---------- Records shown ----------

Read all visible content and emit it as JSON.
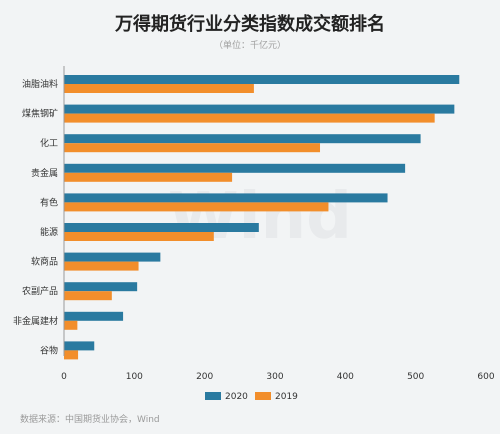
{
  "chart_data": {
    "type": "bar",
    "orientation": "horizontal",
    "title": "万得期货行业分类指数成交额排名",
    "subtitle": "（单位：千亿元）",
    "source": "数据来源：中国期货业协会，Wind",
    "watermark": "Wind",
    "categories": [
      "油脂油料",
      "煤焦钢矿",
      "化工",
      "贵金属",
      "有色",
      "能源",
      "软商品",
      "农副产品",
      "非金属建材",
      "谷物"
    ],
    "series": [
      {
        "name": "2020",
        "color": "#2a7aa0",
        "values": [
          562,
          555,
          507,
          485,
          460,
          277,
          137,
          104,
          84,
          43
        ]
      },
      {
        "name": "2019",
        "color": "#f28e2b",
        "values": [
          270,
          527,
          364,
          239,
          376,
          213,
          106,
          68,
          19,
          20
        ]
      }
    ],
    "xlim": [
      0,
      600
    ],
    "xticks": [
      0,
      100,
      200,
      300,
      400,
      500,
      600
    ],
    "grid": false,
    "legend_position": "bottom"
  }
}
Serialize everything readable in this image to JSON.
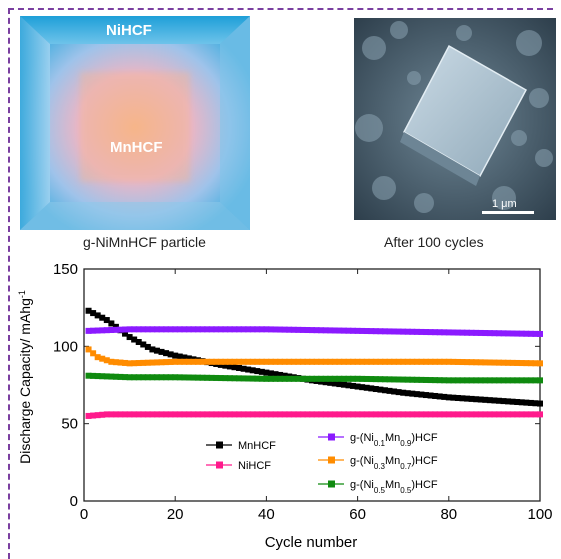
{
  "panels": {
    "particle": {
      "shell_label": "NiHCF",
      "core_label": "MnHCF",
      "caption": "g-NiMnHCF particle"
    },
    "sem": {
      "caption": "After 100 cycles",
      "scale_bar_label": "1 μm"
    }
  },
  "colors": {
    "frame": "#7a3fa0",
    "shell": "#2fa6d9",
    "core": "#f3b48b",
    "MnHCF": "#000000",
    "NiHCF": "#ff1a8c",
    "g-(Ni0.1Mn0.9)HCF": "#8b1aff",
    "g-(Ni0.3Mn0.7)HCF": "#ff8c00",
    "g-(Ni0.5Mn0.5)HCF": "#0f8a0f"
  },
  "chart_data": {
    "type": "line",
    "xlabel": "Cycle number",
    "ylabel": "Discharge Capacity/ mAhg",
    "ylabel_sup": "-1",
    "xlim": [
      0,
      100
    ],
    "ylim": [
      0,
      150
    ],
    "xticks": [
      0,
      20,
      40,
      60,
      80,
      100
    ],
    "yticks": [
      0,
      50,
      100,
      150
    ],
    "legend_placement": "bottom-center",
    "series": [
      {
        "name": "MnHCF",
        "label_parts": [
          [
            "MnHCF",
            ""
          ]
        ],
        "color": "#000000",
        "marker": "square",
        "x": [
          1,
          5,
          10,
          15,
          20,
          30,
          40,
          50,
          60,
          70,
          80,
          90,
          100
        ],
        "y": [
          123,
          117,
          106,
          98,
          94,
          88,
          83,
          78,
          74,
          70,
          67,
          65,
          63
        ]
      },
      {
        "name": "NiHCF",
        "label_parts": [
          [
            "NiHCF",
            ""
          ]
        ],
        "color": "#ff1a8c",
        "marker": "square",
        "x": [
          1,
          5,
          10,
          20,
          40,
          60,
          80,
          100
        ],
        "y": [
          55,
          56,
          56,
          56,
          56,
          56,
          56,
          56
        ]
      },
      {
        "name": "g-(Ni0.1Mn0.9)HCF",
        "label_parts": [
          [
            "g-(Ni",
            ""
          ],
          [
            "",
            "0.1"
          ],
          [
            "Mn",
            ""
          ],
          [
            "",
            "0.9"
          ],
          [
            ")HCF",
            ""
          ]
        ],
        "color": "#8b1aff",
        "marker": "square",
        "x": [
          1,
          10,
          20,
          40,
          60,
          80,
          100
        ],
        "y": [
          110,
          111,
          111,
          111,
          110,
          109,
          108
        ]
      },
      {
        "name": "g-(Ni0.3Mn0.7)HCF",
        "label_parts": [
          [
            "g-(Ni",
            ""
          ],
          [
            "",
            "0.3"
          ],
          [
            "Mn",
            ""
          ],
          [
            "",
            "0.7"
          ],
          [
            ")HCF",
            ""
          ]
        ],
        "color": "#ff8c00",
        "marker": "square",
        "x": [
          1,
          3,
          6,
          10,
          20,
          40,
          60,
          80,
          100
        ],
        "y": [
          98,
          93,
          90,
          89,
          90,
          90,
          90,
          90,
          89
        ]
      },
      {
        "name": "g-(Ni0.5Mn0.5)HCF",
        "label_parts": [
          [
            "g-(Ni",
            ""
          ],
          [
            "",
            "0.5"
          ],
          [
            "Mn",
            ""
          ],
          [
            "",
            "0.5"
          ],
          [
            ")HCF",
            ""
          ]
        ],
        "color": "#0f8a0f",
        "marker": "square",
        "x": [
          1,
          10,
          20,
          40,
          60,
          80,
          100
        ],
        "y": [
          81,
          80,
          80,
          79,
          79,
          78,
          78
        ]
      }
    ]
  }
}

----------

**Objective:**
The records above are to be quoted exactly, with all pictures left out.

**Answer to the exercise:**
Read all visible content and emit it as JSON.
{
  "chart_data": {
    "type": "bar",
    "orientation": "horizontal",
    "title": "万得期货行业分类指数成交额排名",
    "subtitle": "（单位：千亿元）",
    "source": "数据来源：中国期货业协会，Wind",
    "watermark": "Wind",
    "categories": [
      "油脂油料",
      "煤焦钢矿",
      "化工",
      "贵金属",
      "有色",
      "能源",
      "软商品",
      "农副产品",
      "非金属建材",
      "谷物"
    ],
    "series": [
      {
        "name": "2020",
        "color": "#2a7aa0",
        "values": [
          562,
          555,
          507,
          485,
          460,
          277,
          137,
          104,
          84,
          43
        ]
      },
      {
        "name": "2019",
        "color": "#f28e2b",
        "values": [
          270,
          527,
          364,
          239,
          376,
          213,
          106,
          68,
          19,
          20
        ]
      }
    ],
    "xlim": [
      0,
      600
    ],
    "xticks": [
      0,
      100,
      200,
      300,
      400,
      500,
      600
    ],
    "grid": false,
    "legend_position": "bottom"
  }
}
Serialize everything readable in this image to JSON.
{
  "panels": {
    "particle": {
      "shell_label": "NiHCF",
      "core_label": "MnHCF",
      "caption": "g-NiMnHCF particle"
    },
    "sem": {
      "caption": "After 100 cycles",
      "scale_bar_label": "1 μm"
    }
  },
  "colors": {
    "frame": "#7a3fa0",
    "shell": "#2fa6d9",
    "core": "#f3b48b",
    "MnHCF": "#000000",
    "NiHCF": "#ff1a8c",
    "g-(Ni0.1Mn0.9)HCF": "#8b1aff",
    "g-(Ni0.3Mn0.7)HCF": "#ff8c00",
    "g-(Ni0.5Mn0.5)HCF": "#0f8a0f"
  },
  "chart_data": {
    "type": "line",
    "xlabel": "Cycle number",
    "ylabel": "Discharge Capacity/ mAhg",
    "ylabel_sup": "-1",
    "xlim": [
      0,
      100
    ],
    "ylim": [
      0,
      150
    ],
    "xticks": [
      0,
      20,
      40,
      60,
      80,
      100
    ],
    "yticks": [
      0,
      50,
      100,
      150
    ],
    "legend_placement": "bottom-center",
    "series": [
      {
        "name": "MnHCF",
        "label_parts": [
          [
            "MnHCF",
            ""
          ]
        ],
        "color": "#000000",
        "marker": "square",
        "x": [
          1,
          5,
          10,
          15,
          20,
          30,
          40,
          50,
          60,
          70,
          80,
          90,
          100
        ],
        "y": [
          123,
          117,
          106,
          98,
          94,
          88,
          83,
          78,
          74,
          70,
          67,
          65,
          63
        ]
      },
      {
        "name": "NiHCF",
        "label_parts": [
          [
            "NiHCF",
            ""
          ]
        ],
        "color": "#ff1a8c",
        "marker": "square",
        "x": [
          1,
          5,
          10,
          20,
          40,
          60,
          80,
          100
        ],
        "y": [
          55,
          56,
          56,
          56,
          56,
          56,
          56,
          56
        ]
      },
      {
        "name": "g-(Ni0.1Mn0.9)HCF",
        "label_parts": [
          [
            "g-(Ni",
            ""
          ],
          [
            "",
            "0.1"
          ],
          [
            "Mn",
            ""
          ],
          [
            "",
            "0.9"
          ],
          [
            ")HCF",
            ""
          ]
        ],
        "color": "#8b1aff",
        "marker": "square",
        "x": [
          1,
          10,
          20,
          40,
          60,
          80,
          100
        ],
        "y": [
          110,
          111,
          111,
          111,
          110,
          109,
          108
        ]
      },
      {
        "name": "g-(Ni0.3Mn0.7)HCF",
        "label_parts": [
          [
            "g-(Ni",
            ""
          ],
          [
            "",
            "0.3"
          ],
          [
            "Mn",
            ""
          ],
          [
            "",
            "0.7"
          ],
          [
            ")HCF",
            ""
          ]
        ],
        "color": "#ff8c00",
        "marker": "square",
        "x": [
          1,
          3,
          6,
          10,
          20,
          40,
          60,
          80,
          100
        ],
        "y": [
          98,
          93,
          90,
          89,
          90,
          90,
          90,
          90,
          89
        ]
      },
      {
        "name": "g-(Ni0.5Mn0.5)HCF",
        "label_parts": [
          [
            "g-(Ni",
            ""
          ],
          [
            "",
            "0.5"
          ],
          [
            "Mn",
            ""
          ],
          [
            "",
            "0.5"
          ],
          [
            ")HCF",
            ""
          ]
        ],
        "color": "#0f8a0f",
        "marker": "square",
        "x": [
          1,
          10,
          20,
          40,
          60,
          80,
          100
        ],
        "y": [
          81,
          80,
          80,
          79,
          79,
          78,
          78
        ]
      }
    ]
  }
}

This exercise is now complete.